Data entries
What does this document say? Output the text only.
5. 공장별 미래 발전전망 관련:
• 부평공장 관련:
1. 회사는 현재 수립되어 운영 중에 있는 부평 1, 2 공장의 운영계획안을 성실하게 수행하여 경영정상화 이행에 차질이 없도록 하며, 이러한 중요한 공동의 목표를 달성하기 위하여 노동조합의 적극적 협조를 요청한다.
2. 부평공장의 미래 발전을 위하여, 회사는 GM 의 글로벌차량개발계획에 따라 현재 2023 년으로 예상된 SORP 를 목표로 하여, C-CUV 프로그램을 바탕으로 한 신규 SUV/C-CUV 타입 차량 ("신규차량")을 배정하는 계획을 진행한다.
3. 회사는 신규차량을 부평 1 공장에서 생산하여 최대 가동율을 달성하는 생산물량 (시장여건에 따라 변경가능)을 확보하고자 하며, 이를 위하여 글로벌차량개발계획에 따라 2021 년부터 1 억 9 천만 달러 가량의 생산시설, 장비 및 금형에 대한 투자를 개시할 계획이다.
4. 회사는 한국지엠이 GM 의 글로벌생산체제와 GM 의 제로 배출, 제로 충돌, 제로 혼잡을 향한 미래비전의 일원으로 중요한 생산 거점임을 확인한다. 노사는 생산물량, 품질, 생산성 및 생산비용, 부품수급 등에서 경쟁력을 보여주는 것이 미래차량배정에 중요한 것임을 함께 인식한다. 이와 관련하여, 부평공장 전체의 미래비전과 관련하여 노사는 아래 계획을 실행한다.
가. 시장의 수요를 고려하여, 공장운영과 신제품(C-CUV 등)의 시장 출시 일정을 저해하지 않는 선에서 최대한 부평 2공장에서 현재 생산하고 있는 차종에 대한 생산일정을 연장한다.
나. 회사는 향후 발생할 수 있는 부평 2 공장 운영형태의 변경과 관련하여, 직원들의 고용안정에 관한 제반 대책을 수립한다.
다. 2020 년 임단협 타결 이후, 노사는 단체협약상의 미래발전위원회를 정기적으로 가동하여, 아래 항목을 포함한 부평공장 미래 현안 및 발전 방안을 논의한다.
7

■ **REQUIRED TASK**
Copy out each line of the records that holds the string "생산물량".

■ **SOLUTION TO THE PROBLEM**
3. 회사는 신규차량을 부평 1 공장에서 생산하여 최대 가동율을 달성하는 생산물량 (시장여건에 따라 변경가능)을 확보하고자 하며, 이를 위하여 글로벌차량개발계획에 따라 2021 년부터 1 억 9 천만 달러 가량의 생산시설, 장비 및 금형에 대한 투자를 개시할 계획이다.
4. 회사는 한국지엠이 GM 의 글로벌생산체제와 GM 의 제로 배출, 제로 충돌, 제로 혼잡을 향한 미래비전의 일원으로 중요한 생산 거점임을 확인한다. 노사는 생산물량, 품질, 생산성 및 생산비용, 부품수급 등에서 경쟁력을 보여주는 것이 미래차량배정에 중요한 것임을 함께 인식한다. 이와 관련하여, 부평공장 전체의 미래비전과 관련하여 노사는 아래 계획을 실행한다.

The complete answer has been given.